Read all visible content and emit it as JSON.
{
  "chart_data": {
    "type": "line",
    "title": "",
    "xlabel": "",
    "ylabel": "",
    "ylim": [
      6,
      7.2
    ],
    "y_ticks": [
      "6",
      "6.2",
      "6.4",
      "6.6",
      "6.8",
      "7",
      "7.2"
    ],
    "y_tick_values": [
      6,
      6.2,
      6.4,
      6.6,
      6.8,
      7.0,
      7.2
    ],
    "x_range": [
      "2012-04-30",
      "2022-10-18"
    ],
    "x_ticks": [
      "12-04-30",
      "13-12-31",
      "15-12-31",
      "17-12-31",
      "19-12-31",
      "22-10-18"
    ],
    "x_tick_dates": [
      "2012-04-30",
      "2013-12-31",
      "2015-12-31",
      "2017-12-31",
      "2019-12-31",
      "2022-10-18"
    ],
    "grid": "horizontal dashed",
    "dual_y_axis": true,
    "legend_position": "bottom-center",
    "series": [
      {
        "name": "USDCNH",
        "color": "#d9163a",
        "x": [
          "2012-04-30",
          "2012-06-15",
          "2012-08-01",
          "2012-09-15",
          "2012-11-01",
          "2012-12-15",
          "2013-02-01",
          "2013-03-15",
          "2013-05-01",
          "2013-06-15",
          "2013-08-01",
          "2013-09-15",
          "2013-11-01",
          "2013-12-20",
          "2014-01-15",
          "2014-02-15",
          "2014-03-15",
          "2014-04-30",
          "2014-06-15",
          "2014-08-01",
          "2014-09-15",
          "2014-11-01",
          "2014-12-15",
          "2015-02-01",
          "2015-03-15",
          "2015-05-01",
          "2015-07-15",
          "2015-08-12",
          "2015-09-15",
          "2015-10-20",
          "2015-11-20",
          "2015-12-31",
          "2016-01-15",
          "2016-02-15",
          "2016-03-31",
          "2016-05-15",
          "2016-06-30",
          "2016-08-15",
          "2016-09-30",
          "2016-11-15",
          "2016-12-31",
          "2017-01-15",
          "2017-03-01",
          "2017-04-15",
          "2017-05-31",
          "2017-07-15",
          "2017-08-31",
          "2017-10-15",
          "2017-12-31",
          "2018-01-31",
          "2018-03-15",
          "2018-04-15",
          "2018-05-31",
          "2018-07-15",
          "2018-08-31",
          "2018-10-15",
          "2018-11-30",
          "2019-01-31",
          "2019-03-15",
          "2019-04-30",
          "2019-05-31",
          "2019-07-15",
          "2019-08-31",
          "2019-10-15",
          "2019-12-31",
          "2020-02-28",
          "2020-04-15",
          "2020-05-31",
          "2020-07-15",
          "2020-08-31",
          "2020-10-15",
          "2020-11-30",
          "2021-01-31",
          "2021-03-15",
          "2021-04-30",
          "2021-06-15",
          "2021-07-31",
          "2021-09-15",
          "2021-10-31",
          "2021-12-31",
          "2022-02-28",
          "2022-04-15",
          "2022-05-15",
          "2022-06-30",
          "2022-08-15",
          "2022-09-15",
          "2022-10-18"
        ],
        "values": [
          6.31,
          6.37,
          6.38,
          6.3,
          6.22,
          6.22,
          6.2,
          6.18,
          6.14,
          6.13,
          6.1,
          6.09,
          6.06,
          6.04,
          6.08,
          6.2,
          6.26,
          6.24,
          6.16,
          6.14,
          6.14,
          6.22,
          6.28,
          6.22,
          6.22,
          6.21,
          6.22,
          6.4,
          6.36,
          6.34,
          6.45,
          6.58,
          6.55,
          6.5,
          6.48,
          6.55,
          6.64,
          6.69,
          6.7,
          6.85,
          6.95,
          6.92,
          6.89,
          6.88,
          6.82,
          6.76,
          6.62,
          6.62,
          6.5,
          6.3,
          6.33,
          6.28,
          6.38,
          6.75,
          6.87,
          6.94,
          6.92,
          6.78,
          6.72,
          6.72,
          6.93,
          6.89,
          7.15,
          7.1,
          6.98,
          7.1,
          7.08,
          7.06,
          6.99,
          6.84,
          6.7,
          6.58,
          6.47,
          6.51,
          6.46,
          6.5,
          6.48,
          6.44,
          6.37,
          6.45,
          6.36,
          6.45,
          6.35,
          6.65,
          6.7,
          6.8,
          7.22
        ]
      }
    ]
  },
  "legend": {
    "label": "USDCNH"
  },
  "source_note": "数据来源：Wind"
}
++++++++++++++++++++
#### [Exercise description]
Using the data above, reproduce every line exactly.

#### [Response]
Read all visible content and emit it as JSON.
{
  "chart_data": {
    "type": "line",
    "title": "",
    "xlabel": "",
    "ylabel": "",
    "ylim": [
      6,
      7.2
    ],
    "y_ticks": [
      "6",
      "6.2",
      "6.4",
      "6.6",
      "6.8",
      "7",
      "7.2"
    ],
    "y_tick_values": [
      6,
      6.2,
      6.4,
      6.6,
      6.8,
      7.0,
      7.2
    ],
    "x_range": [
      "2012-04-30",
      "2022-10-18"
    ],
    "x_ticks": [
      "12-04-30",
      "13-12-31",
      "15-12-31",
      "17-12-31",
      "19-12-31",
      "22-10-18"
    ],
    "x_tick_dates": [
      "2012-04-30",
      "2013-12-31",
      "2015-12-31",
      "2017-12-31",
      "2019-12-31",
      "2022-10-18"
    ],
    "grid": "horizontal dashed",
    "dual_y_axis": true,
    "legend_position": "bottom-center",
    "series": [
      {
        "name": "USDCNH",
        "color": "#d9163a",
        "x": [
          "2012-04-30",
          "2012-06-15",
          "2012-08-01",
          "2012-09-15",
          "2012-11-01",
          "2012-12-15",
          "2013-02-01",
          "2013-03-15",
          "2013-05-01",
          "2013-06-15",
          "2013-08-01",
          "2013-09-15",
          "2013-11-01",
          "2013-12-20",
          "2014-01-15",
          "2014-02-15",
          "2014-03-15",
          "2014-04-30",
          "2014-06-15",
          "2014-08-01",
          "2014-09-15",
          "2014-11-01",
          "2014-12-15",
          "2015-02-01",
          "2015-03-15",
          "2015-05-01",
          "2015-07-15",
          "2015-08-12",
          "2015-09-15",
          "2015-10-20",
          "2015-11-20",
          "2015-12-31",
          "2016-01-15",
          "2016-02-15",
          "2016-03-31",
          "2016-05-15",
          "2016-06-30",
          "2016-08-15",
          "2016-09-30",
          "2016-11-15",
          "2016-12-31",
          "2017-01-15",
          "2017-03-01",
          "2017-04-15",
          "2017-05-31",
          "2017-07-15",
          "2017-08-31",
          "2017-10-15",
          "2017-12-31",
          "2018-01-31",
          "2018-03-15",
          "2018-04-15",
          "2018-05-31",
          "2018-07-15",
          "2018-08-31",
          "2018-10-15",
          "2018-11-30",
          "2019-01-31",
          "2019-03-15",
          "2019-04-30",
          "2019-05-31",
          "2019-07-15",
          "2019-08-31",
          "2019-10-15",
          "2019-12-31",
          "2020-02-28",
          "2020-04-15",
          "2020-05-31",
          "2020-07-15",
          "2020-08-31",
          "2020-10-15",
          "2020-11-30",
          "2021-01-31",
          "2021-03-15",
          "2021-04-30",
          "2021-06-15",
          "2021-07-31",
          "2021-09-15",
          "2021-10-31",
          "2021-12-31",
          "2022-02-28",
          "2022-04-15",
          "2022-05-15",
          "2022-06-30",
          "2022-08-15",
          "2022-09-15",
          "2022-10-18"
        ],
        "values": [
          6.31,
          6.37,
          6.38,
          6.3,
          6.22,
          6.22,
          6.2,
          6.18,
          6.14,
          6.13,
          6.1,
          6.09,
          6.06,
          6.04,
          6.08,
          6.2,
          6.26,
          6.24,
          6.16,
          6.14,
          6.14,
          6.22,
          6.28,
          6.22,
          6.22,
          6.21,
          6.22,
          6.4,
          6.36,
          6.34,
          6.45,
          6.58,
          6.55,
          6.5,
          6.48,
          6.55,
          6.64,
          6.69,
          6.7,
          6.85,
          6.95,
          6.92,
          6.89,
          6.88,
          6.82,
          6.76,
          6.62,
          6.62,
          6.5,
          6.3,
          6.33,
          6.28,
          6.38,
          6.75,
          6.87,
          6.94,
          6.92,
          6.78,
          6.72,
          6.72,
          6.93,
          6.89,
          7.15,
          7.1,
          6.98,
          7.1,
          7.08,
          7.06,
          6.99,
          6.84,
          6.7,
          6.58,
          6.47,
          6.51,
          6.46,
          6.5,
          6.48,
          6.44,
          6.37,
          6.45,
          6.36,
          6.45,
          6.35,
          6.65,
          6.7,
          6.8,
          7.22
        ]
      }
    ]
  },
  "legend": {
    "label": "USDCNH"
  },
  "source_note": "数据来源：Wind"
}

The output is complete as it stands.